Repeat every line of the listing below exactly, minus the pictures.

## START Supplied data

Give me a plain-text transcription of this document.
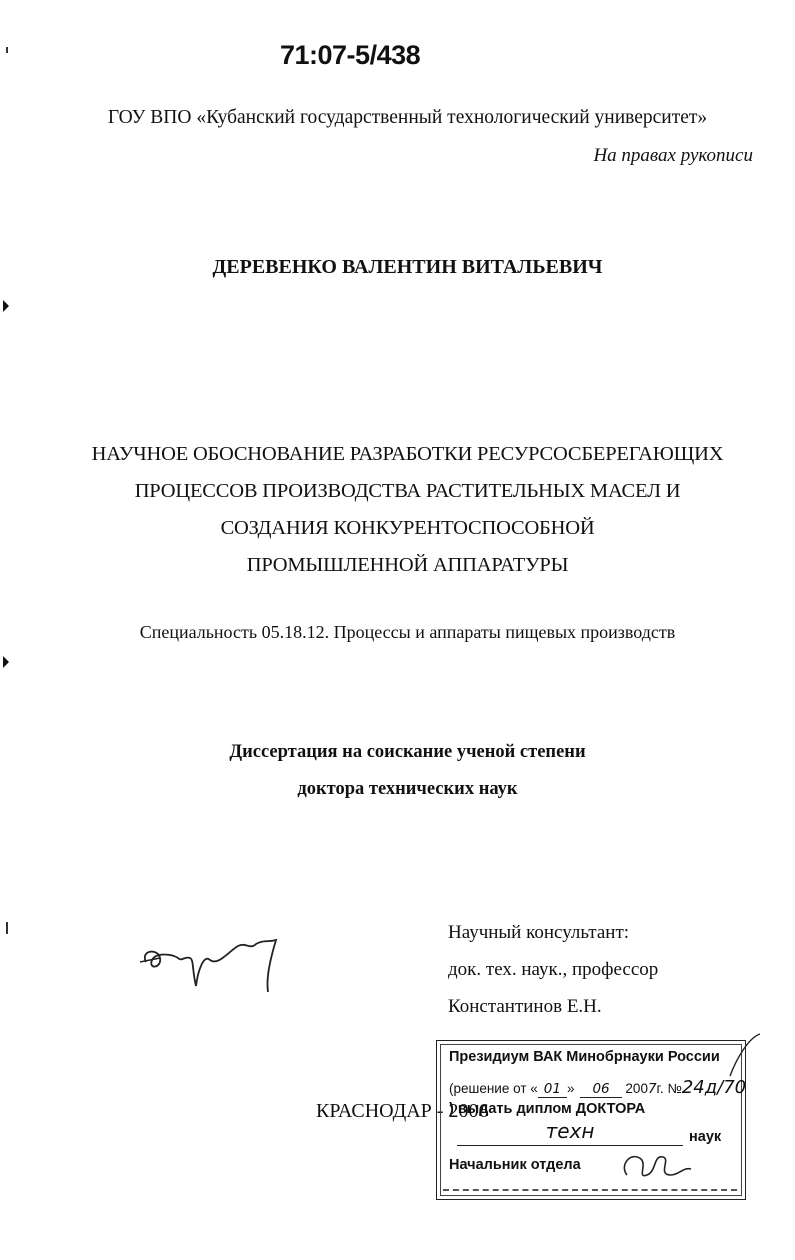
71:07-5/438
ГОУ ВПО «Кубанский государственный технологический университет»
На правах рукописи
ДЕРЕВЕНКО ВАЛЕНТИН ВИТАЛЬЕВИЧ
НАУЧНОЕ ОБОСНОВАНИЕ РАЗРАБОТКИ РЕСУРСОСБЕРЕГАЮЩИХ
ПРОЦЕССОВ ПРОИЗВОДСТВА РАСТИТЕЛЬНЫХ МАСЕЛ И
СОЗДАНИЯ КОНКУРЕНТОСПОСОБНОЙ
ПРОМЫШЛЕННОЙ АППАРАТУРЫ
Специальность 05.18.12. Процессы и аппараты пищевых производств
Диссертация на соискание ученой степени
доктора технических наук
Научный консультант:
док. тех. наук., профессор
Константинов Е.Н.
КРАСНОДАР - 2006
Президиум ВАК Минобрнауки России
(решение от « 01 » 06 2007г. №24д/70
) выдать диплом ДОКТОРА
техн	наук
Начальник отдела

## END Supplied data

Exercise solution >>
Give me a plain-text transcription of this document.
71:07-5/438
ГОУ ВПО «Кубанский государственный технологический университет»
На правах рукописи
ДЕРЕВЕНКО ВАЛЕНТИН ВИТАЛЬЕВИЧ
НАУЧНОЕ ОБОСНОВАНИЕ РАЗРАБОТКИ РЕСУРСОСБЕРЕГАЮЩИХ
ПРОЦЕССОВ ПРОИЗВОДСТВА РАСТИТЕЛЬНЫХ МАСЕЛ И
СОЗДАНИЯ КОНКУРЕНТОСПОСОБНОЙ
ПРОМЫШЛЕННОЙ АППАРАТУРЫ
Специальность 05.18.12. Процессы и аппараты пищевых производств
Диссертация на соискание ученой степени
доктора технических наук
Научный консультант:
док. тех. наук., профессор
Константинов Е.Н.
КРАСНОДАР - 2006
Президиум ВАК Минобрнауки России
(решение от « 01 » 06 2007г. №24д/70
) выдать диплом ДОКТОРА
техн	наук
Начальник отдела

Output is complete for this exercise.